[WRITTEN TASK] From the line with "OCR this image." through the final line, transcribe the material below character for character; include no other lines.

--- start of RECORDS TO PROCESS ---

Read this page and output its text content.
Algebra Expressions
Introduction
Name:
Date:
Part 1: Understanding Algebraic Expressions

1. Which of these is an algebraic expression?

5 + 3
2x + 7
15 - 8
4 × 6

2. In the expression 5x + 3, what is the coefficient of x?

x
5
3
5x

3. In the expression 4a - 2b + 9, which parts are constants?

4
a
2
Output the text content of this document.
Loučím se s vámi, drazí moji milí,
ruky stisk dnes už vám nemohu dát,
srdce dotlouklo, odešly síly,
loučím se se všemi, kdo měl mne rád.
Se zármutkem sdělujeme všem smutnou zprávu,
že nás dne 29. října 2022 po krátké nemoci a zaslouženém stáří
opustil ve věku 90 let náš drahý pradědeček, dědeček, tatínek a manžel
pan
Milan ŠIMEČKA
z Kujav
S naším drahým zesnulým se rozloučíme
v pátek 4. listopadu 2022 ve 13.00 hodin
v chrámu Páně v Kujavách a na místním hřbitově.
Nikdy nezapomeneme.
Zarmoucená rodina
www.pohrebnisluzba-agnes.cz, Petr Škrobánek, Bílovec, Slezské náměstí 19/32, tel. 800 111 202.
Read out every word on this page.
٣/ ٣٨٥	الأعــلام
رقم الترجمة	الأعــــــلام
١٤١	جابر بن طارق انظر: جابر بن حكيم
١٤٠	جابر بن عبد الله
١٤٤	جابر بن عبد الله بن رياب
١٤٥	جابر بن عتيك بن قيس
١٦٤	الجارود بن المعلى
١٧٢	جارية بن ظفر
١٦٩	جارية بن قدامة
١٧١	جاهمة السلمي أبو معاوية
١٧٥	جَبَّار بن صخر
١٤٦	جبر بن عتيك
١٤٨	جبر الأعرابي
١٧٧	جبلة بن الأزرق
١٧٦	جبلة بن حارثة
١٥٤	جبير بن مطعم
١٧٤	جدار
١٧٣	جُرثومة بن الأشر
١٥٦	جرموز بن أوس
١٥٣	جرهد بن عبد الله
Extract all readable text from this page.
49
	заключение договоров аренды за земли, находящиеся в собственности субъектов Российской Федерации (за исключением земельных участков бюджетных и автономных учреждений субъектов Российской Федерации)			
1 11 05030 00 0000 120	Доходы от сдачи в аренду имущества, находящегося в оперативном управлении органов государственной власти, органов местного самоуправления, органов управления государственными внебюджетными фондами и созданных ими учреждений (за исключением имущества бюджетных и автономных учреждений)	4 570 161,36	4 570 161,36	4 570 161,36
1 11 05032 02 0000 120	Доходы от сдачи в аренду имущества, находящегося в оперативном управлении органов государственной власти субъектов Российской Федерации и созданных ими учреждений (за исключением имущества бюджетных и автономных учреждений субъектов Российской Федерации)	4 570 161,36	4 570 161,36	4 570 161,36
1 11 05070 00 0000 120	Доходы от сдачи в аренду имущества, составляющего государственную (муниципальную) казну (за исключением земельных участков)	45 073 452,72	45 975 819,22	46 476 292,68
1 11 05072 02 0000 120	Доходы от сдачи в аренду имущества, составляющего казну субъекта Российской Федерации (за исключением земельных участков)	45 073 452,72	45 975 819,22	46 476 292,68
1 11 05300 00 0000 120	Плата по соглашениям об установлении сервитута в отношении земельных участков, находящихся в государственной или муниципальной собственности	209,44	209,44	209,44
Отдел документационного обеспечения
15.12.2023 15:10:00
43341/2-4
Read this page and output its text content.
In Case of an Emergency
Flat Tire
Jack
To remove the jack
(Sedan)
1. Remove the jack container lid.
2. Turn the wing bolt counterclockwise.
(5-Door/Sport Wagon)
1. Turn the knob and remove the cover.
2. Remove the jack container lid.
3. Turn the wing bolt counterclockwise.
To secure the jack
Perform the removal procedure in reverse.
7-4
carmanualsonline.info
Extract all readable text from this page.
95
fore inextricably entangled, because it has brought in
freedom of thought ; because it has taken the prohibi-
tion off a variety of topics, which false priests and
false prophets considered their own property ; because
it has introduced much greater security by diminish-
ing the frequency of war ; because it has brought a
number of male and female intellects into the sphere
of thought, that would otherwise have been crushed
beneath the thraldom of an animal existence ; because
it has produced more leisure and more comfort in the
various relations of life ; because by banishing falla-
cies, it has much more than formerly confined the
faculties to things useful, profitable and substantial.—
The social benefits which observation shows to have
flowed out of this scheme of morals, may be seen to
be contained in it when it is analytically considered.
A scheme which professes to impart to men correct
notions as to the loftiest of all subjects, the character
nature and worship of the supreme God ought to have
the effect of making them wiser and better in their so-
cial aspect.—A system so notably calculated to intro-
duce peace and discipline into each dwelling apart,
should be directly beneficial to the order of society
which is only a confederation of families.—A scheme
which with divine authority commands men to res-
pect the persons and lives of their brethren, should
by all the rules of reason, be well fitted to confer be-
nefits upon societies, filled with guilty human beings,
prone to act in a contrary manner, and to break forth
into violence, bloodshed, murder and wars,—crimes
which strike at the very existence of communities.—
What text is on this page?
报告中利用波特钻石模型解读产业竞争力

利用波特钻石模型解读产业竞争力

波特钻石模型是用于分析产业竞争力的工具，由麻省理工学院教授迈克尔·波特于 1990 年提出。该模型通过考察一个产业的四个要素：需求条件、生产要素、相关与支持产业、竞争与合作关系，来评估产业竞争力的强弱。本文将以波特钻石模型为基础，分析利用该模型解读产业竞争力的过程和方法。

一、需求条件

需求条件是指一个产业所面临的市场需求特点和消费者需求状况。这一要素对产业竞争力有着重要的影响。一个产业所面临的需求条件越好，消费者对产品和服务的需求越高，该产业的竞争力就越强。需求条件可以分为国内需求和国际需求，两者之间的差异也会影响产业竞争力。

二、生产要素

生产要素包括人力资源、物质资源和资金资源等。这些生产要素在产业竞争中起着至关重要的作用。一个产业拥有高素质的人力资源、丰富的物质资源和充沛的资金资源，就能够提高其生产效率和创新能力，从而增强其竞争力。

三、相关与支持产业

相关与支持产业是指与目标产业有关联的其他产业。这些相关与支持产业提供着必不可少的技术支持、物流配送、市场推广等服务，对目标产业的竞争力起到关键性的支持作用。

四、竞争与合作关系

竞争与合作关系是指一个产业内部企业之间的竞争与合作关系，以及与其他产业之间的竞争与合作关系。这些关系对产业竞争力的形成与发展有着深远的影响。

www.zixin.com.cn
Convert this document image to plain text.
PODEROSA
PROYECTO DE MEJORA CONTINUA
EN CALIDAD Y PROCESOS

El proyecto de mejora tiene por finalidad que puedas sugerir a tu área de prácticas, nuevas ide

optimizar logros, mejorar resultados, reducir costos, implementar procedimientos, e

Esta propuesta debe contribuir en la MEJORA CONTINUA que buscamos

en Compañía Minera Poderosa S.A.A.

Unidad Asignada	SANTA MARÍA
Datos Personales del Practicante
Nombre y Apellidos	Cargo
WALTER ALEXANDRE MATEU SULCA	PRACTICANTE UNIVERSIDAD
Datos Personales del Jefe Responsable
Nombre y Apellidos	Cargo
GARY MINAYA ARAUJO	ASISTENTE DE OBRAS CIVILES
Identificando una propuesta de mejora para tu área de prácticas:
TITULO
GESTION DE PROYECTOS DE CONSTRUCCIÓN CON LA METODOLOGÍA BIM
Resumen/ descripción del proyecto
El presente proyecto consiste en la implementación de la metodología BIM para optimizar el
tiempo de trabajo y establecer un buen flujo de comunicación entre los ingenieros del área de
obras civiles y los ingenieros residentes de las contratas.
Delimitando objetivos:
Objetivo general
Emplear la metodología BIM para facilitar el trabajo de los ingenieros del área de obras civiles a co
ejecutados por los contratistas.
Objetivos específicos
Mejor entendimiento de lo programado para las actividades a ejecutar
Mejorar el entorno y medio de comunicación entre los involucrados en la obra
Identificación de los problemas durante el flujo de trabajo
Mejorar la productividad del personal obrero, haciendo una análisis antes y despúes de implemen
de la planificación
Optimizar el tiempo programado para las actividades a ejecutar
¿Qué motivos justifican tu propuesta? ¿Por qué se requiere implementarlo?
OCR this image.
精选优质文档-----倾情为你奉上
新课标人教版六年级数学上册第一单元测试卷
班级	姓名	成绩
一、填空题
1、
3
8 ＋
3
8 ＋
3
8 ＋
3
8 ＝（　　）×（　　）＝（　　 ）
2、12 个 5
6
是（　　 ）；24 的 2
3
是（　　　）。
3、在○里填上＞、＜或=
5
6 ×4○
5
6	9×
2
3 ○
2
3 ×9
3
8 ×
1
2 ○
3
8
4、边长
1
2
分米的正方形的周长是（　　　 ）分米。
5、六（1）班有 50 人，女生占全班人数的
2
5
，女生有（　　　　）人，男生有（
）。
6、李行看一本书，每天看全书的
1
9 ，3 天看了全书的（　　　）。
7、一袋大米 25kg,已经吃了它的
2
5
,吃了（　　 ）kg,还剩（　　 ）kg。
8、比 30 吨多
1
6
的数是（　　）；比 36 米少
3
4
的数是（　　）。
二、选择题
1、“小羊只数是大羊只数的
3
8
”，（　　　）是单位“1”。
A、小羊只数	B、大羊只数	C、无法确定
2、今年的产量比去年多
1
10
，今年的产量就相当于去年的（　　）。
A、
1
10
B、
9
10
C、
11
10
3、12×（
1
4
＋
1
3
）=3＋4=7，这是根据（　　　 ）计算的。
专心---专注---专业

--- end of RECORDS TO PROCESS ---

[OUTPUT BELOW]
OCR this image.
精选优质文档-----倾情为你奉上
新课标人教版六年级数学上册第一单元测试卷
班级	姓名	成绩
一、填空题
1、
3
8 ＋
3
8 ＋
3
8 ＋
3
8 ＝（　　）×（　　）＝（　　 ）
2、12 个 5
6
是（　　 ）；24 的 2
3
是（　　　）。
3、在○里填上＞、＜或=
5
6 ×4○
5
6	9×
2
3 ○
2
3 ×9
3
8 ×
1
2 ○
3
8
4、边长
1
2
分米的正方形的周长是（　　　 ）分米。
5、六（1）班有 50 人，女生占全班人数的
2
5
，女生有（　　　　）人，男生有（
）。
6、李行看一本书，每天看全书的
1
9 ，3 天看了全书的（　　　）。
7、一袋大米 25kg,已经吃了它的
2
5
,吃了（　　 ）kg,还剩（　　 ）kg。
8、比 30 吨多
1
6
的数是（　　）；比 36 米少
3
4
的数是（　　）。
二、选择题
1、“小羊只数是大羊只数的
3
8
”，（　　　）是单位“1”。
A、小羊只数	B、大羊只数	C、无法确定
2、今年的产量比去年多
1
10
，今年的产量就相当于去年的（　　）。
A、
1
10
B、
9
10
C、
11
10
3、12×（
1
4
＋
1
3
）=3＋4=7，这是根据（　　　 ）计算的。
专心---专注---专业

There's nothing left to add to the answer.